(Stored records)
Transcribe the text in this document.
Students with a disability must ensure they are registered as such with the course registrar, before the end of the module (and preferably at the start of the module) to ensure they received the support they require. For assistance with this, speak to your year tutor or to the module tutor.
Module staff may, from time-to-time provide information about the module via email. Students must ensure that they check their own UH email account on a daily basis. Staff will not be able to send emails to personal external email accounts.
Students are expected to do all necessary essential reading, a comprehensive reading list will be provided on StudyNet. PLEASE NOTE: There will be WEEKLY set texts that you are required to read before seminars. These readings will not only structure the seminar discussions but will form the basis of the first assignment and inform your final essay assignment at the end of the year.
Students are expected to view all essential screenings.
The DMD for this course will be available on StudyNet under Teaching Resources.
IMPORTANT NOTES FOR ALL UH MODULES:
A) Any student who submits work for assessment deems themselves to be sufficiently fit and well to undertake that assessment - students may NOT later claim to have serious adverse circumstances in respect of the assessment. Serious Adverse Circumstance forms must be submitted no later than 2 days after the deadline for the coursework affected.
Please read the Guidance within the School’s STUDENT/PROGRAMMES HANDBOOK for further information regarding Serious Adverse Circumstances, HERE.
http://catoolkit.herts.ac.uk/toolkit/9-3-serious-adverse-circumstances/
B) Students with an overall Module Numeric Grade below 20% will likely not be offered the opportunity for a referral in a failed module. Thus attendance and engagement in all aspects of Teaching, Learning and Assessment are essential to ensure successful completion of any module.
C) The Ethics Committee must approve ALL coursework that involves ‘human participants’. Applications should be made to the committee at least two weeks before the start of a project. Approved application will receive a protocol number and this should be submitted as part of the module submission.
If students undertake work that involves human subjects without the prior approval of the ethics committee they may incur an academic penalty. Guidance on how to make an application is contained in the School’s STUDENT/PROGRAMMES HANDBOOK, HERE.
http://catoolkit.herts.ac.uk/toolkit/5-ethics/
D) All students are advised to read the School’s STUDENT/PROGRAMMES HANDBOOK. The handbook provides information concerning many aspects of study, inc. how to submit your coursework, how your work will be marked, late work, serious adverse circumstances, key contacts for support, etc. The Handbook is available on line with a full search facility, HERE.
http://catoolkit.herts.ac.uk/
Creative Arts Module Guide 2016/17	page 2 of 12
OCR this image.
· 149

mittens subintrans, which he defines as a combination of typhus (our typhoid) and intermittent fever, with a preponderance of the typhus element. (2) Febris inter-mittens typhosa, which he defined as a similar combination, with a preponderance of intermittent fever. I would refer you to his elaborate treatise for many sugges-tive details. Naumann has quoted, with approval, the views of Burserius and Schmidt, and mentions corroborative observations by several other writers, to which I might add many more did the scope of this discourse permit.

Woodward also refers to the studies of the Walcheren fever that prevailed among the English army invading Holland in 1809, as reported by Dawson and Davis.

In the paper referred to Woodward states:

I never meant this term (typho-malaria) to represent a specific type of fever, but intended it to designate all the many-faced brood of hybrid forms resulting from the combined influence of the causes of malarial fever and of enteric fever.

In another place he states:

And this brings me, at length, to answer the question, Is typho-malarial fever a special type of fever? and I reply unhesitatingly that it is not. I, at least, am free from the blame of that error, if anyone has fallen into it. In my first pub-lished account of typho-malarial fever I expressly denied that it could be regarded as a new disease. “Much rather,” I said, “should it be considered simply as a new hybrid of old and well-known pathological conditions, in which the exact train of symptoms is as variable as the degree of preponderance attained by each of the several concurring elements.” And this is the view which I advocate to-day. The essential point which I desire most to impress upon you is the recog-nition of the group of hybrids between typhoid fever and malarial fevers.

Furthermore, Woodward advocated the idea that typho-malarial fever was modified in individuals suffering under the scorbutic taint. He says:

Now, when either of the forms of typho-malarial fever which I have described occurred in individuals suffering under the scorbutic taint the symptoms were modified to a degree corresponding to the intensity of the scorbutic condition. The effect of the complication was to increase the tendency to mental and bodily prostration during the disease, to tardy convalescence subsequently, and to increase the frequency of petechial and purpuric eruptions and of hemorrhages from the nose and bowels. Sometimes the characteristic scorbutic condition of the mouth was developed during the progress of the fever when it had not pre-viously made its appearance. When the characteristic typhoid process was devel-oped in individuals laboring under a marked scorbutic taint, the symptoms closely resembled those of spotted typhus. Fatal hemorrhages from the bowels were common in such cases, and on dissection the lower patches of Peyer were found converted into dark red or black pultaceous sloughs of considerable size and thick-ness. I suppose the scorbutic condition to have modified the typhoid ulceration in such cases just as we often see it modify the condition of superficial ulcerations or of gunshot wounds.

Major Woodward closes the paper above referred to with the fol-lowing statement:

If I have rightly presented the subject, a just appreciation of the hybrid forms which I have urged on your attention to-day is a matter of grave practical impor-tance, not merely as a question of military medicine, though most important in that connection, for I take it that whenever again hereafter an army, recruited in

-- INSTRUCTIONS FOR THE TASK --
Each line with the string "herts" in it needs to be found and copied.

-- COMPLETE OUTPUT --
http://catoolkit.herts.ac.uk/toolkit/9-3-serious-adverse-circumstances/
http://catoolkit.herts.ac.uk/toolkit/5-ethics/
http://catoolkit.herts.ac.uk/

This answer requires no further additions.